> Aim: Find every line in the records below that holds the word "this", and copy it out.

Entries from a visual dataset:
========================================
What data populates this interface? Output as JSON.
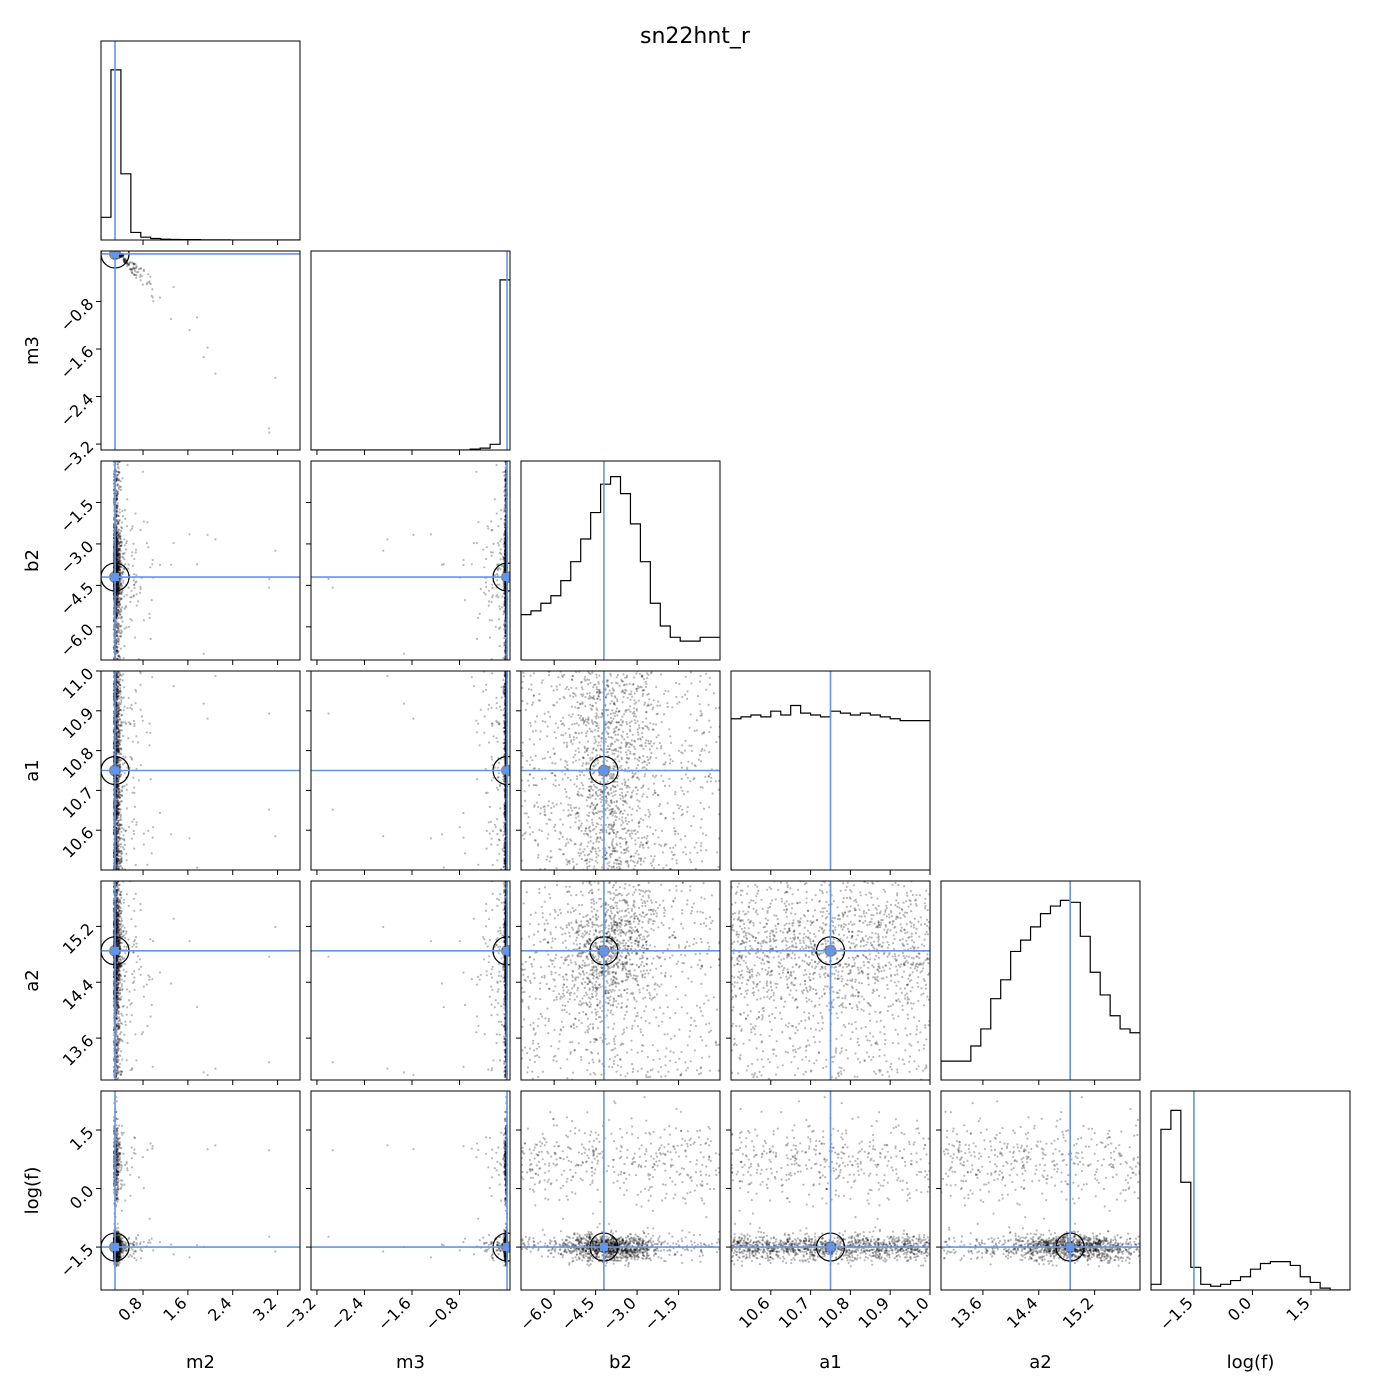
{
  "chart_data": {
    "type": "corner",
    "title": "sn22hnt_r",
    "truth_color": "#6495ed",
    "parameters": [
      {
        "label": "m2",
        "range": [
          0.05,
          3.6
        ],
        "ticks": [
          "0.8",
          "1.6",
          "2.4",
          "3.2"
        ],
        "tick_values": [
          0.8,
          1.6,
          2.4,
          3.2
        ],
        "truth": 0.3
      },
      {
        "label": "m3",
        "range": [
          -3.3,
          0.05
        ],
        "ticks": [
          "−3.2",
          "−2.4",
          "−1.6",
          "−0.8"
        ],
        "tick_values": [
          -3.2,
          -2.4,
          -1.6,
          -0.8
        ],
        "truth": 0.0
      },
      {
        "label": "b2",
        "range": [
          -7.2,
          0.0
        ],
        "ticks": [
          "−6.0",
          "−4.5",
          "−3.0",
          "−1.5"
        ],
        "tick_values": [
          -6.0,
          -4.5,
          -3.0,
          -1.5
        ],
        "truth": -4.2
      },
      {
        "label": "a1",
        "range": [
          10.5,
          11.0
        ],
        "ticks": [
          "10.6",
          "10.7",
          "10.8",
          "10.9",
          "11.0"
        ],
        "tick_values": [
          10.6,
          10.7,
          10.8,
          10.9,
          11.0
        ],
        "truth": 10.75
      },
      {
        "label": "a2",
        "range": [
          13.0,
          15.85
        ],
        "ticks": [
          "13.6",
          "14.4",
          "15.2"
        ],
        "tick_values": [
          13.6,
          14.4,
          15.2
        ],
        "truth": 14.85
      },
      {
        "label": "log(f)",
        "range": [
          -2.6,
          2.5
        ],
        "ticks": [
          "−1.5",
          "0.0",
          "1.5"
        ],
        "tick_values": [
          -1.5,
          0.0,
          1.5
        ],
        "truth": -1.5
      }
    ],
    "histograms": [
      {
        "parameter": "m2",
        "counts": [
          0.12,
          0.9,
          0.35,
          0.04,
          0.015,
          0.008,
          0.004,
          0.003,
          0.002,
          0.002,
          0.001,
          0.001,
          0.001,
          0.0,
          0.0,
          0.0,
          0.0,
          0.0,
          0.0,
          0.0
        ]
      },
      {
        "parameter": "m3",
        "counts": [
          0.0,
          0.0,
          0.0,
          0.0,
          0.0,
          0.0,
          0.0,
          0.0,
          0.0,
          0.0,
          0.0,
          0.0,
          0.0,
          0.0,
          0.0,
          0.0,
          0.005,
          0.01,
          0.03,
          0.9
        ]
      },
      {
        "parameter": "b2",
        "counts": [
          0.24,
          0.26,
          0.3,
          0.34,
          0.42,
          0.52,
          0.64,
          0.78,
          0.93,
          0.97,
          0.88,
          0.72,
          0.52,
          0.3,
          0.18,
          0.12,
          0.1,
          0.1,
          0.12,
          0.12
        ]
      },
      {
        "parameter": "a1",
        "counts": [
          0.8,
          0.81,
          0.82,
          0.81,
          0.84,
          0.82,
          0.87,
          0.83,
          0.82,
          0.81,
          0.84,
          0.83,
          0.82,
          0.83,
          0.82,
          0.81,
          0.8,
          0.79,
          0.79,
          0.79
        ]
      },
      {
        "parameter": "a2",
        "counts": [
          0.1,
          0.1,
          0.1,
          0.18,
          0.27,
          0.43,
          0.53,
          0.68,
          0.74,
          0.81,
          0.88,
          0.92,
          0.95,
          0.94,
          0.76,
          0.57,
          0.45,
          0.34,
          0.27,
          0.25
        ]
      },
      {
        "parameter": "log(f)",
        "counts": [
          0.03,
          0.85,
          0.95,
          0.57,
          0.12,
          0.03,
          0.02,
          0.03,
          0.05,
          0.07,
          0.11,
          0.14,
          0.15,
          0.15,
          0.13,
          0.07,
          0.04,
          0.01,
          0.0,
          0.0
        ]
      }
    ]
  }
}
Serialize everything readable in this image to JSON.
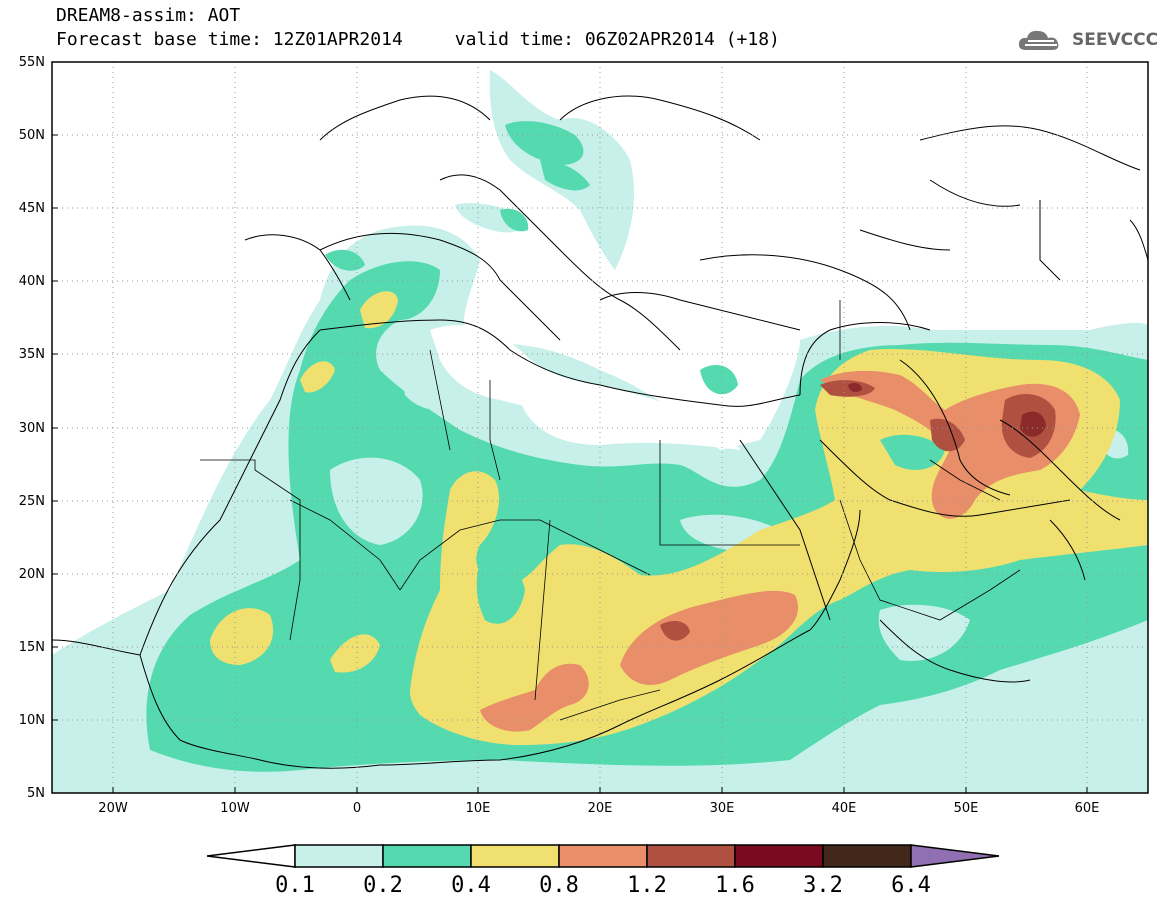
{
  "title": {
    "line1": "DREAM8-assim: AOT",
    "base_time": "Forecast base time: 12Z01APR2014",
    "valid_time": "valid time: 06Z02APR2014 (+18)"
  },
  "logo": {
    "text": "SEEVCCC",
    "icon": "cloud-icon"
  },
  "map": {
    "lon_range": [
      -25,
      65
    ],
    "lat_range": [
      5,
      55
    ],
    "x_ticks": [
      "20W",
      "10W",
      "0",
      "10E",
      "20E",
      "30E",
      "40E",
      "50E",
      "60E"
    ],
    "y_ticks": [
      "55N",
      "50N",
      "45N",
      "40N",
      "35N",
      "30N",
      "25N",
      "20N",
      "15N",
      "10N",
      "5N"
    ]
  },
  "legend": {
    "bins": [
      {
        "lo": "0.1",
        "color": "#c8f0ea"
      },
      {
        "lo": "0.2",
        "color": "#55dab0"
      },
      {
        "lo": "0.4",
        "color": "#f0e070"
      },
      {
        "lo": "0.8",
        "color": "#e88e68"
      },
      {
        "lo": "1.2",
        "color": "#b05040"
      },
      {
        "lo": "1.6",
        "color": "#7a0a20"
      },
      {
        "lo": "3.2",
        "color": "#42281a"
      }
    ],
    "labels": [
      "0.1",
      "0.2",
      "0.4",
      "0.8",
      "1.2",
      "1.6",
      "3.2",
      "6.4"
    ],
    "over_color": "#9070b0",
    "under_color": "#ffffff"
  }
}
========================================
> Full output:
What data populates this interface? Output as JSON.
Serialize everything readable in this image to JSON.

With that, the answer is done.